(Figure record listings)
================================

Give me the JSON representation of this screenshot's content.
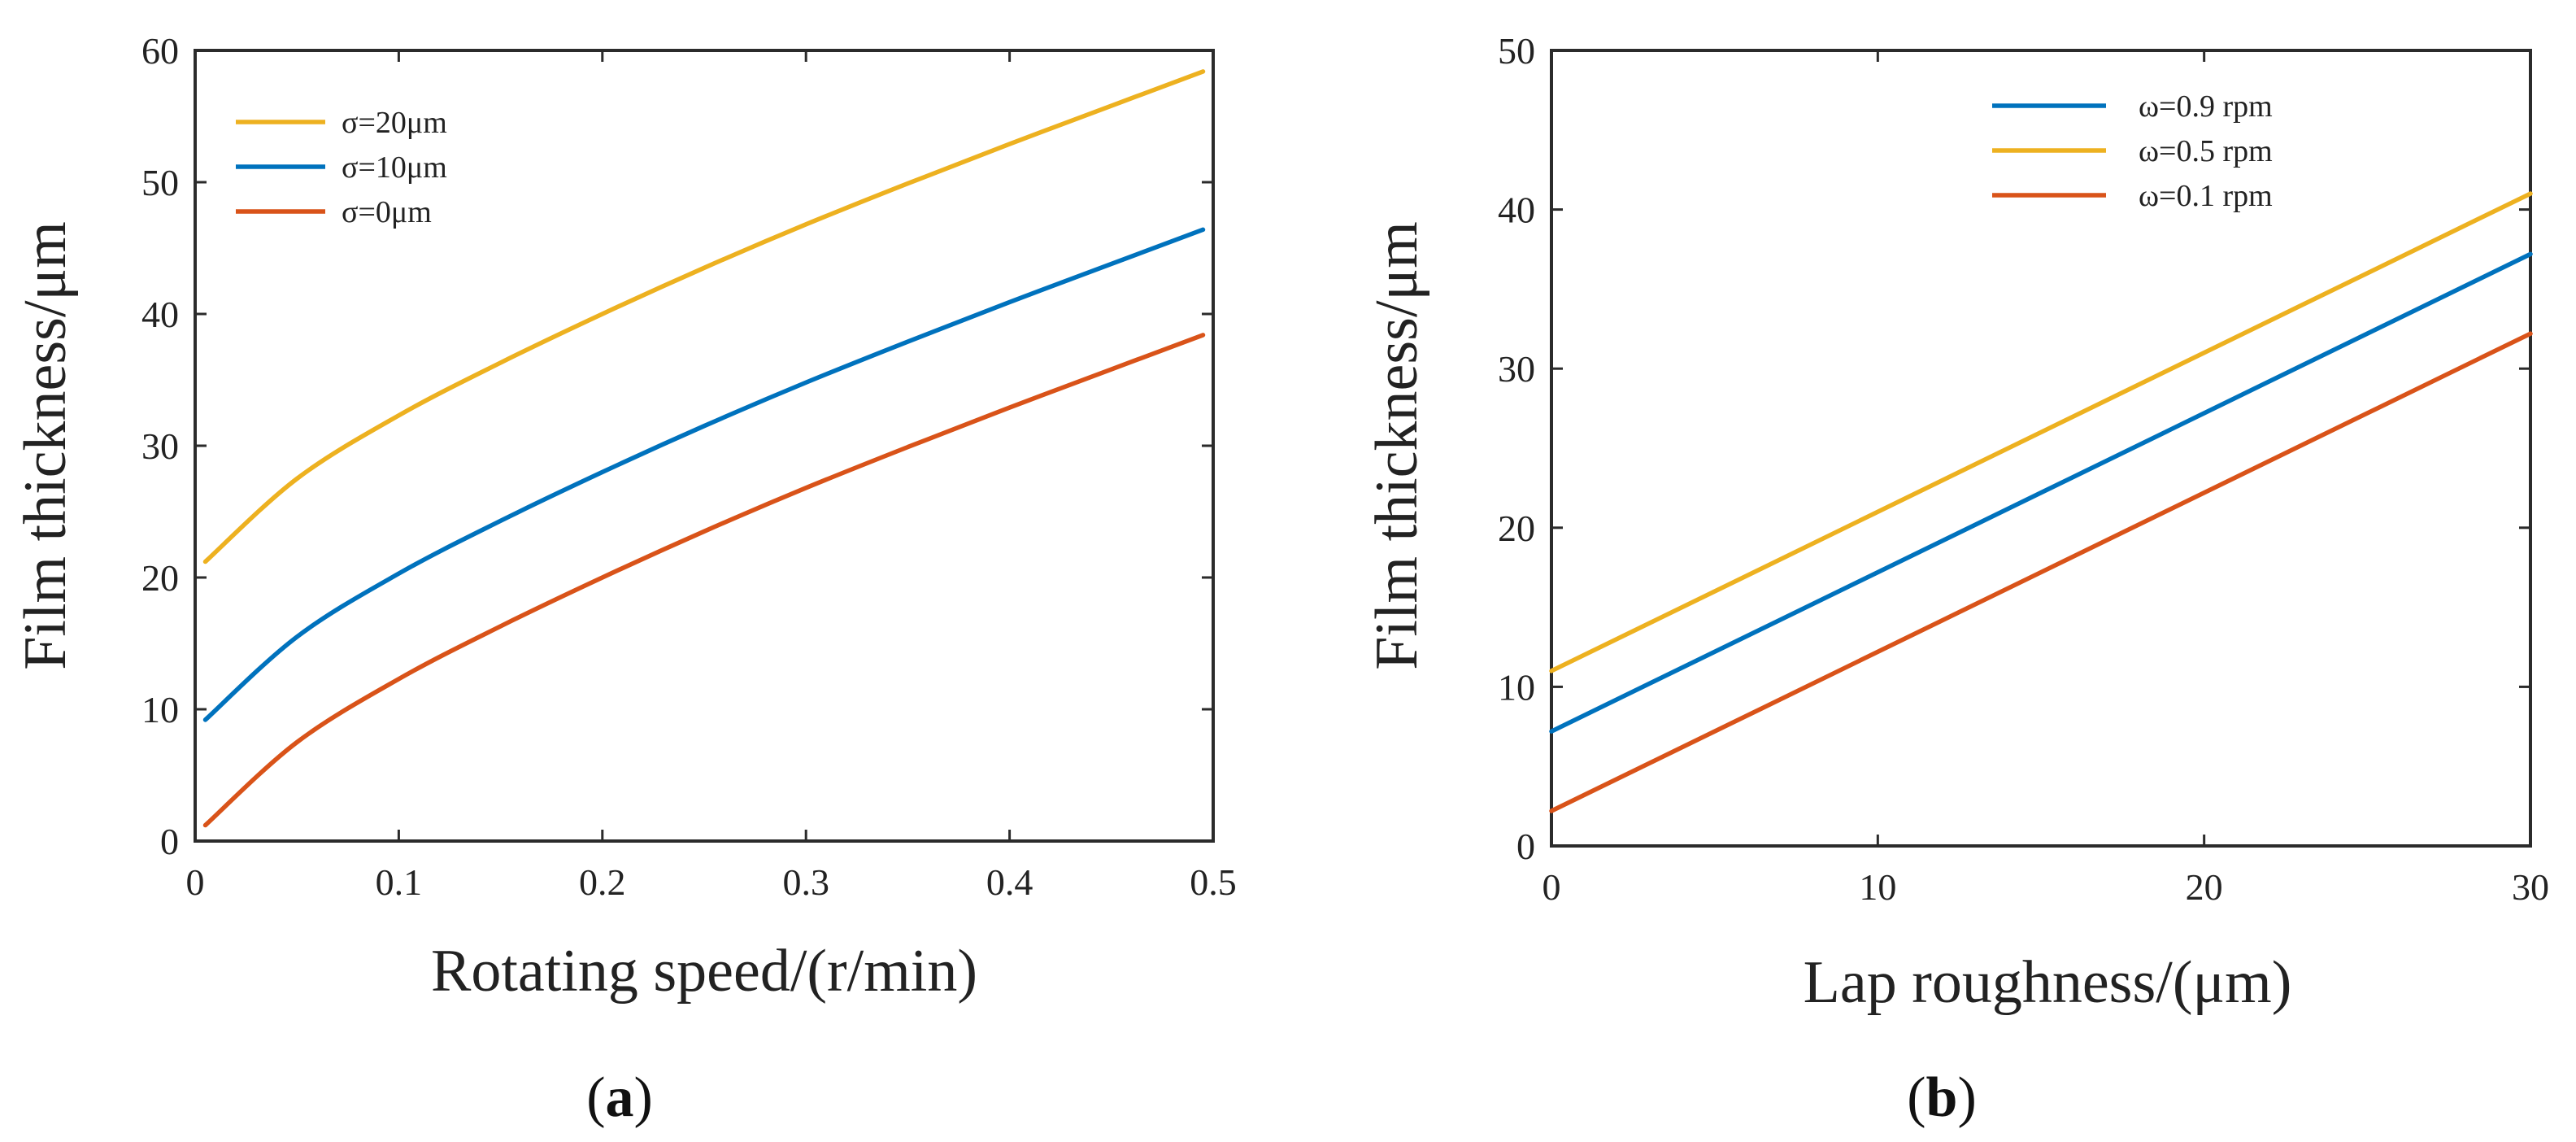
{
  "chart_data": [
    {
      "type": "line",
      "caption": "a",
      "xlabel": "Rotating speed/(r/min)",
      "ylabel": "Film thickness/μm",
      "xlim": [
        0,
        0.5
      ],
      "ylim": [
        0,
        60
      ],
      "xticks": [
        "0",
        "0.1",
        "0.2",
        "0.3",
        "0.4",
        "0.5"
      ],
      "yticks": [
        "0",
        "10",
        "20",
        "30",
        "40",
        "50",
        "60"
      ],
      "grid": false,
      "legend_position": "top-left",
      "x": [
        0.005,
        0.05,
        0.1,
        0.15,
        0.2,
        0.25,
        0.3,
        0.35,
        0.4,
        0.45,
        0.495
      ],
      "series": [
        {
          "name": "σ=20μm",
          "color": "#EDB120",
          "values": [
            21.2,
            27.5,
            32.3,
            36.3,
            40.0,
            43.5,
            46.8,
            49.9,
            52.9,
            55.8,
            58.4
          ]
        },
        {
          "name": "σ=10μm",
          "color": "#0072BD",
          "values": [
            9.2,
            15.5,
            20.3,
            24.3,
            28.0,
            31.5,
            34.8,
            37.9,
            40.9,
            43.8,
            46.4
          ]
        },
        {
          "name": "σ=0μm",
          "color": "#D95319",
          "values": [
            1.2,
            7.5,
            12.3,
            16.3,
            20.0,
            23.5,
            26.8,
            29.9,
            32.9,
            35.8,
            38.4
          ]
        }
      ]
    },
    {
      "type": "line",
      "caption": "b",
      "xlabel": "Lap roughness/(μm)",
      "ylabel": "Film thickness/μm",
      "xlim": [
        0,
        30
      ],
      "ylim": [
        0,
        50
      ],
      "xticks": [
        "0",
        "10",
        "20",
        "30"
      ],
      "yticks": [
        "0",
        "10",
        "20",
        "30",
        "40",
        "50"
      ],
      "grid": false,
      "legend_position": "top-center",
      "x": [
        0,
        30
      ],
      "series": [
        {
          "name": "ω=0.9 rpm",
          "color": "#0072BD",
          "values": [
            7.2,
            37.2
          ]
        },
        {
          "name": "ω=0.5 rpm",
          "color": "#EDB120",
          "values": [
            11.0,
            41.0
          ]
        },
        {
          "name": "ω=0.1 rpm",
          "color": "#D95319",
          "values": [
            2.2,
            32.2
          ]
        }
      ]
    }
  ]
}
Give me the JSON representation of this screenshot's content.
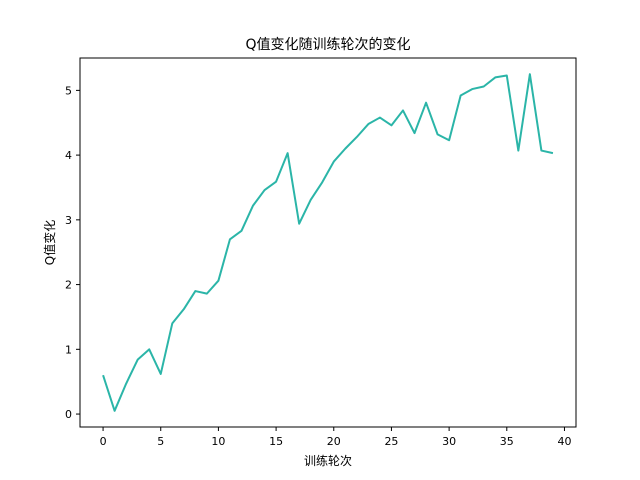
{
  "chart_data": {
    "type": "line",
    "title": "Q值变化随训练轮次的变化",
    "xlabel": "训练轮次",
    "ylabel": "Q值变化",
    "xlim": [
      -2.0,
      41.0
    ],
    "ylim": [
      -0.2,
      5.5
    ],
    "xticks": [
      0,
      5,
      10,
      15,
      20,
      25,
      30,
      35,
      40
    ],
    "yticks": [
      0,
      1,
      2,
      3,
      4,
      5
    ],
    "grid": false,
    "series": [
      {
        "color": "#2bb5a8",
        "x": [
          0,
          1,
          2,
          3,
          4,
          5,
          6,
          7,
          8,
          9,
          10,
          11,
          12,
          13,
          14,
          15,
          16,
          17,
          18,
          19,
          20,
          21,
          22,
          23,
          24,
          25,
          26,
          27,
          28,
          29,
          30,
          31,
          32,
          33,
          34,
          35,
          36,
          37,
          38,
          39
        ],
        "y": [
          0.6,
          0.05,
          0.47,
          0.84,
          1.0,
          0.62,
          1.4,
          1.62,
          1.9,
          1.86,
          2.06,
          2.7,
          2.83,
          3.22,
          3.46,
          3.59,
          4.03,
          2.94,
          3.31,
          3.58,
          3.9,
          4.1,
          4.28,
          4.48,
          4.58,
          4.46,
          4.69,
          4.34,
          4.81,
          4.32,
          4.23,
          4.92,
          5.02,
          5.06,
          5.2,
          5.23,
          4.07,
          5.25,
          4.07,
          4.03
        ]
      }
    ]
  }
}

================================

Work to complete
Pull out every line of the records that includes the string "xlabel".

Response
      "xlabel": "Rotating speed/(r/min)",
      "xlabel": "Lap roughness/(μm)",
    "xlabel": "训练轮次",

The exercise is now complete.